Task details — Exclude the pictures, then repeat the remaining data exactly.

=====

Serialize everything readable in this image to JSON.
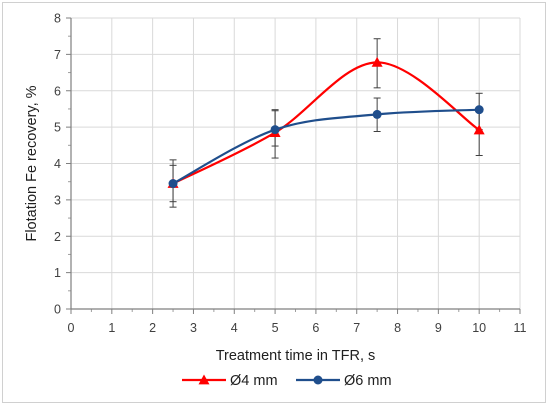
{
  "chart_data": {
    "type": "line",
    "xlabel": "Treatment time in TFR, s",
    "ylabel": "Flotation Fe recovery, %",
    "xlim": [
      0,
      11
    ],
    "ylim": [
      0,
      8
    ],
    "xticks": [
      "0",
      "1",
      "2",
      "3",
      "4",
      "5",
      "6",
      "7",
      "8",
      "9",
      "10",
      "11"
    ],
    "yticks": [
      "0",
      "1",
      "2",
      "3",
      "4",
      "5",
      "6",
      "7",
      "8"
    ],
    "grid": true,
    "legend_position": "bottom",
    "series": [
      {
        "name": "Ø4 mm",
        "color": "#ff0000",
        "marker": "triangle",
        "x": [
          2.5,
          5,
          7.5,
          10
        ],
        "y": [
          3.45,
          4.85,
          6.78,
          4.92
        ],
        "err_low": [
          0.65,
          0.7,
          0.7,
          0.7
        ],
        "err_high": [
          0.65,
          0.6,
          0.65,
          0.6
        ]
      },
      {
        "name": "Ø6 mm",
        "color": "#1f4e8c",
        "marker": "circle",
        "x": [
          2.5,
          5,
          7.5,
          10
        ],
        "y": [
          3.45,
          4.93,
          5.35,
          5.48
        ],
        "err_low": [
          0.5,
          0.45,
          0.47,
          0.55
        ],
        "err_high": [
          0.5,
          0.55,
          0.45,
          0.45
        ]
      }
    ]
  }
}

=====

Solved problem —
Serialize everything readable in this image to JSON.
{
  "chart_data": {
    "type": "line",
    "xlabel": "Treatment time in TFR, s",
    "ylabel": "Flotation Fe recovery, %",
    "xlim": [
      0,
      11
    ],
    "ylim": [
      0,
      8
    ],
    "xticks": [
      "0",
      "1",
      "2",
      "3",
      "4",
      "5",
      "6",
      "7",
      "8",
      "9",
      "10",
      "11"
    ],
    "yticks": [
      "0",
      "1",
      "2",
      "3",
      "4",
      "5",
      "6",
      "7",
      "8"
    ],
    "grid": true,
    "legend_position": "bottom",
    "series": [
      {
        "name": "Ø4 mm",
        "color": "#ff0000",
        "marker": "triangle",
        "x": [
          2.5,
          5,
          7.5,
          10
        ],
        "y": [
          3.45,
          4.85,
          6.78,
          4.92
        ],
        "err_low": [
          0.65,
          0.7,
          0.7,
          0.7
        ],
        "err_high": [
          0.65,
          0.6,
          0.65,
          0.6
        ]
      },
      {
        "name": "Ø6 mm",
        "color": "#1f4e8c",
        "marker": "circle",
        "x": [
          2.5,
          5,
          7.5,
          10
        ],
        "y": [
          3.45,
          4.93,
          5.35,
          5.48
        ],
        "err_low": [
          0.5,
          0.45,
          0.47,
          0.55
        ],
        "err_high": [
          0.5,
          0.55,
          0.45,
          0.45
        ]
      }
    ]
  }
}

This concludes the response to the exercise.